--- Start of Exercise material ---

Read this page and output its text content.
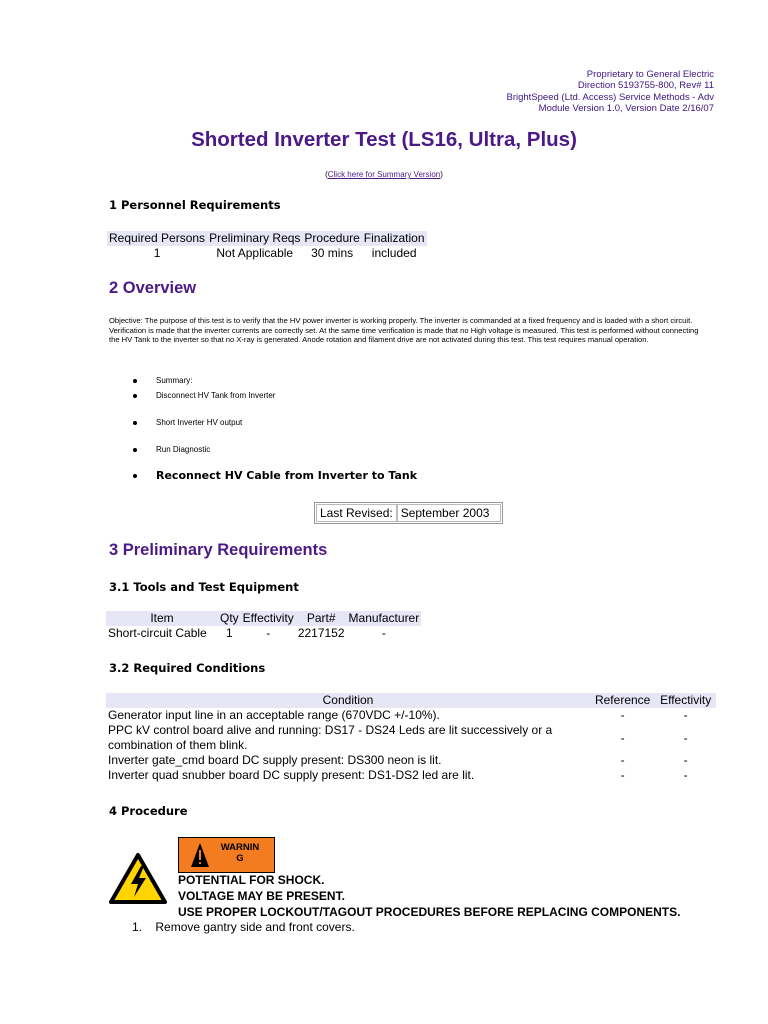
Proprietary to General Electric
Direction 5193755-800, Rev# 11
BrightSpeed (Ltd. Access) Service Methods - Adv
Module Version 1.0, Version Date 2/16/07
Shorted Inverter Test (LS16, Ultra, Plus)
(Click here for Summary Version)
1 Personnel Requirements
Required Persons	Preliminary Reqs	Procedure	Finalization
1	Not Applicable	30 mins	included
2 Overview
Objective: The purpose of this test is to verify that the HV power inverter is working properly. The inverter is commanded at a fixed frequency and is loaded with a short circuit. Verification is made that the inverter currents are correctly set. At the same time verification is made that no High voltage is measured. This test is performed without connecting the HV Tank to the inverter so that no X-ray is generated. Anode rotation and filament drive are not activated during this test. This test requires manual operation.
Summary:
Disconnect HV Tank from Inverter
Short Inverter HV output
Run Diagnostic
Reconnect HV Cable from Inverter to Tank
Last Revised: September 2003
3 Preliminary Requirements
3.1 Tools and Test Equipment
Item	Qty	Effectivity	Part#	Manufacturer
Short-circuit Cable	1	-	2217152	-
3.2 Required Conditions
Condition	Reference	Effectivity
Generator input line in an acceptable range (670VDC +/-10%).	-	-
PPC kV control board alive and running: DS17 - DS24 Leds are lit successively or a combination of them blink.	-	-
Inverter gate_cmd board DC supply present: DS300 neon is lit.	-	-
Inverter quad snubber board DC supply present: DS1-DS2 led are lit.	-	-
4 Procedure
WARNIN G
POTENTIAL FOR SHOCK.
VOLTAGE MAY BE PRESENT.
USE PROPER LOCKOUT/TAGOUT PROCEDURES BEFORE REPLACING COMPONENTS.
1. Remove gantry side and front covers.
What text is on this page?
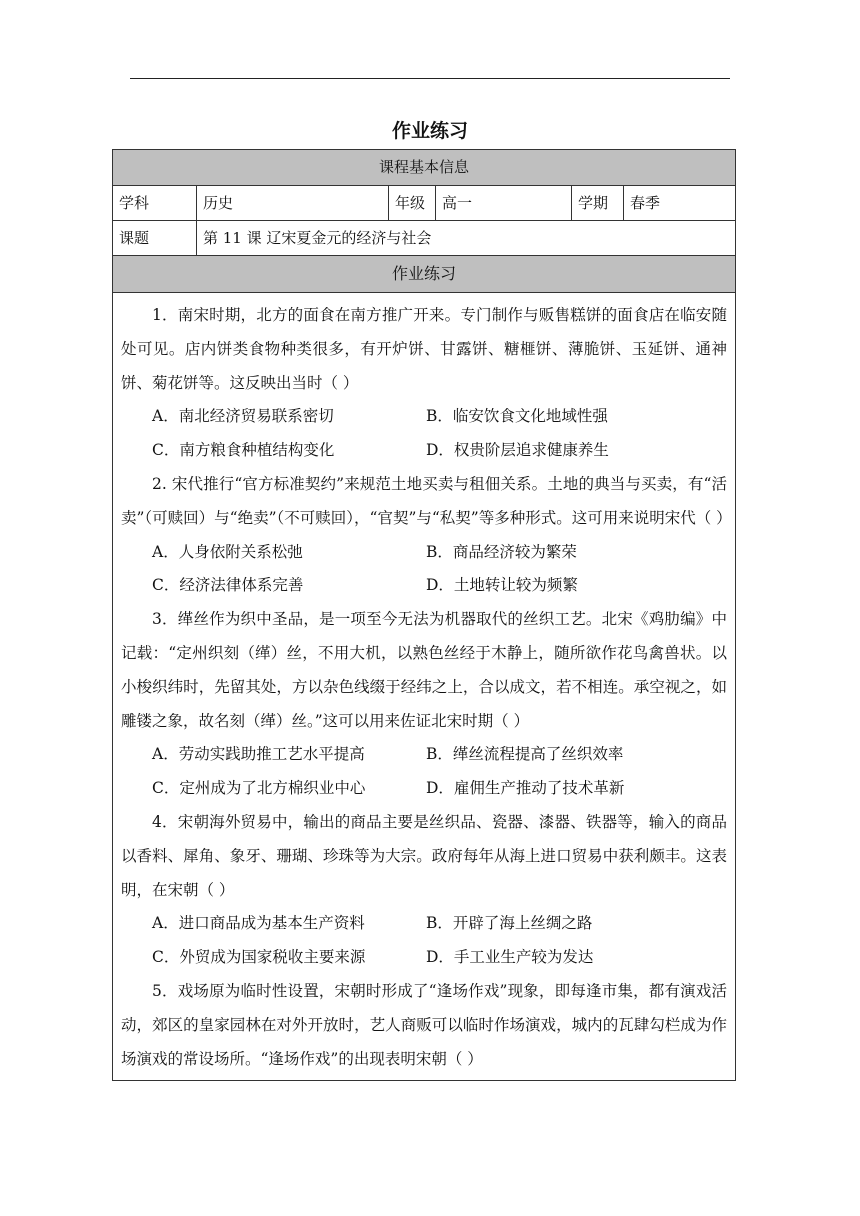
作业练习
课程基本信息
学科	历史	年级	高一	学期	春季
课题	第 11 课 辽宋夏金元的经济与社会
作业练习

1．南宋时期，北方的面食在南方推广开来。专门制作与贩售糕饼的面食店在临安随处可见。店内饼类食物种类很多，有开炉饼、甘露饼、糖榧饼、薄脆饼、玉延饼、通神饼、菊花饼等。这反映出当时（ ）

A．南北经济贸易联系密切	B．临安饮食文化地域性强
C．南方粮食种植结构变化	D．权贵阶层追求健康养生

2. 宋代推行“官方标准契约”来规范土地买卖与租佃关系。土地的典当与买卖，有“活卖”（可赎回）与“绝卖”（不可赎回），“官契”与“私契”等多种形式。这可用来说明宋代（ ）

A．人身依附关系松弛	B．商品经济较为繁荣
C．经济法律体系完善	D．土地转让较为频繁

3．缂丝作为织中圣品，是一项至今无法为机器取代的丝织工艺。北宋《鸡肋编》中记载：“定州织刻（缂）丝，不用大机，以熟色丝经于木静上，随所欲作花鸟禽兽状。以小梭织纬时，先留其处，方以杂色线缀于经纬之上，合以成文，若不相连。承空视之，如雕镂之象，故名刻（缂）丝。”这可以用来佐证北宋时期（ ）

A．劳动实践助推工艺水平提高	B．缂丝流程提高了丝织效率
C．定州成为了北方棉织业中心	D．雇佣生产推动了技术革新

4．宋朝海外贸易中，输出的商品主要是丝织品、瓷器、漆器、铁器等，输入的商品以香料、犀角、象牙、珊瑚、珍珠等为大宗。政府每年从海上进口贸易中获利颇丰。这表明，在宋朝（ ）

A．进口商品成为基本生产资料	B．开辟了海上丝绸之路
C．外贸成为国家税收主要来源	D．手工业生产较为发达

5．戏场原为临时性设置，宋朝时形成了“逢场作戏”现象，即每逢市集，都有演戏活动，郊区的皇家园林在对外开放时，艺人商贩可以临时作场演戏，城内的瓦肆勾栏成为作场演戏的常设场所。“逢场作戏”的出现表明宋朝（ ）
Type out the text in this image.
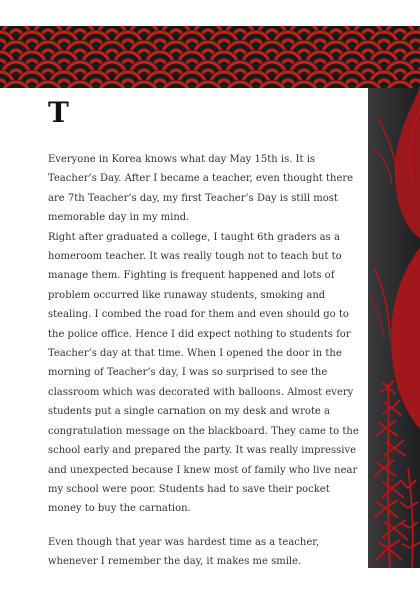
T

Everyone in Korea knows what day May 15th is. It is Teacher’s Day. After I became a teacher, even thought there are 7th Teacher’s day, my first Teacher’s Day is still most memorable day in my mind.

Right after graduated a college, I taught 6th graders as a homeroom teacher. It was really tough not to teach but to manage them. Fighting is frequent happened and lots of problem occurred like runaway students, smoking and stealing. I combed the road for them and even should go to the police office. Hence I did expect nothing to students for Teacher’s day at that time. When I opened the door in the morning of Teacher’s day, I was so surprised to see the classroom which was decorated with balloons. Almost every students put a single carnation on my desk and wrote a congratulation message on the blackboard. They came to the school early and prepared the party. It was really impressive and unexpected because I knew most of family who live near my school were poor. Students had to save their pocket money to buy the carnation.

Even though that year was hardest time as a teacher, whenever I remember the day, it makes me smile.
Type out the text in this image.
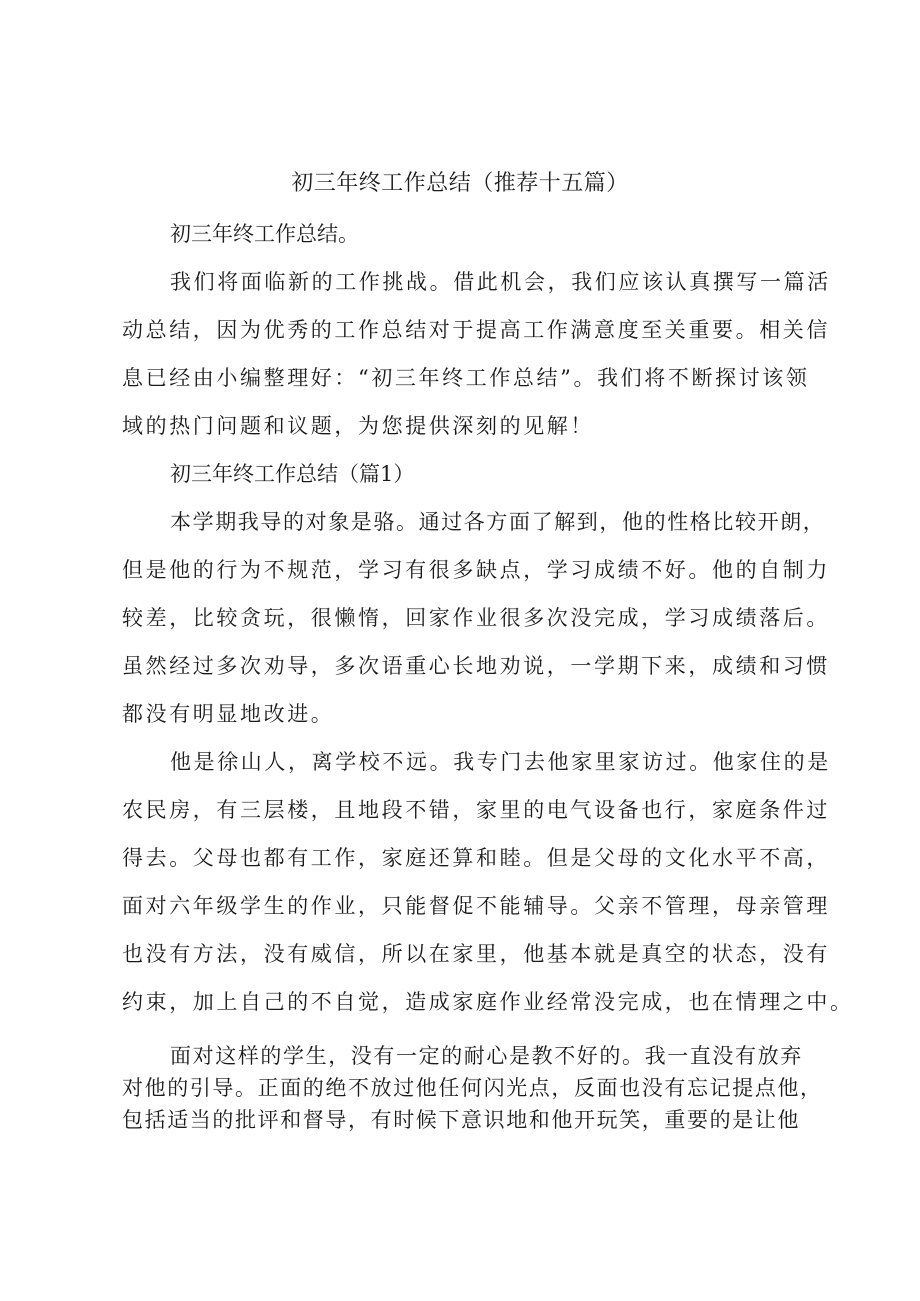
初三年终工作总结（推荐十五篇）

初三年终工作总结。

我们将面临新的工作挑战。借此机会，我们应该认真撰写一篇活

动总结，因为优秀的工作总结对于提高工作满意度至关重要。相关信

息已经由小编整理好：“初三年终工作总结”。我们将不断探讨该领

域的热门问题和议题，为您提供深刻的见解！

初三年终工作总结（篇1）

本学期我导的对象是骆。通过各方面了解到，他的性格比较开朗，

但是他的行为不规范，学习有很多缺点，学习成绩不好。他的自制力

较差，比较贪玩，很懒惰，回家作业很多次没完成，学习成绩落后。

虽然经过多次劝导，多次语重心长地劝说，一学期下来，成绩和习惯

都没有明显地改进。

他是徐山人，离学校不远。我专门去他家里家访过。他家住的是

农民房，有三层楼，且地段不错，家里的电气设备也行，家庭条件过

得去。父母也都有工作，家庭还算和睦。但是父母的文化水平不高，

面对六年级学生的作业，只能督促不能辅导。父亲不管理，母亲管理

也没有方法，没有威信，所以在家里，他基本就是真空的状态，没有

约束，加上自己的不自觉，造成家庭作业经常没完成，也在情理之中。

面对这样的学生，没有一定的耐心是教不好的。我一直没有放弃

对他的引导。正面的绝不放过他任何闪光点，反面也没有忘记提点他，

包括适当的批评和督导，有时候下意识地和他开玩笑，重要的是让他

--- End of Exercise material ---

* [Prompt]
Search the data above for the string "Version" and return every line that has it.

* [Output]
Module Version 1.0, Version Date 2/16/07
(Click here for Summary Version)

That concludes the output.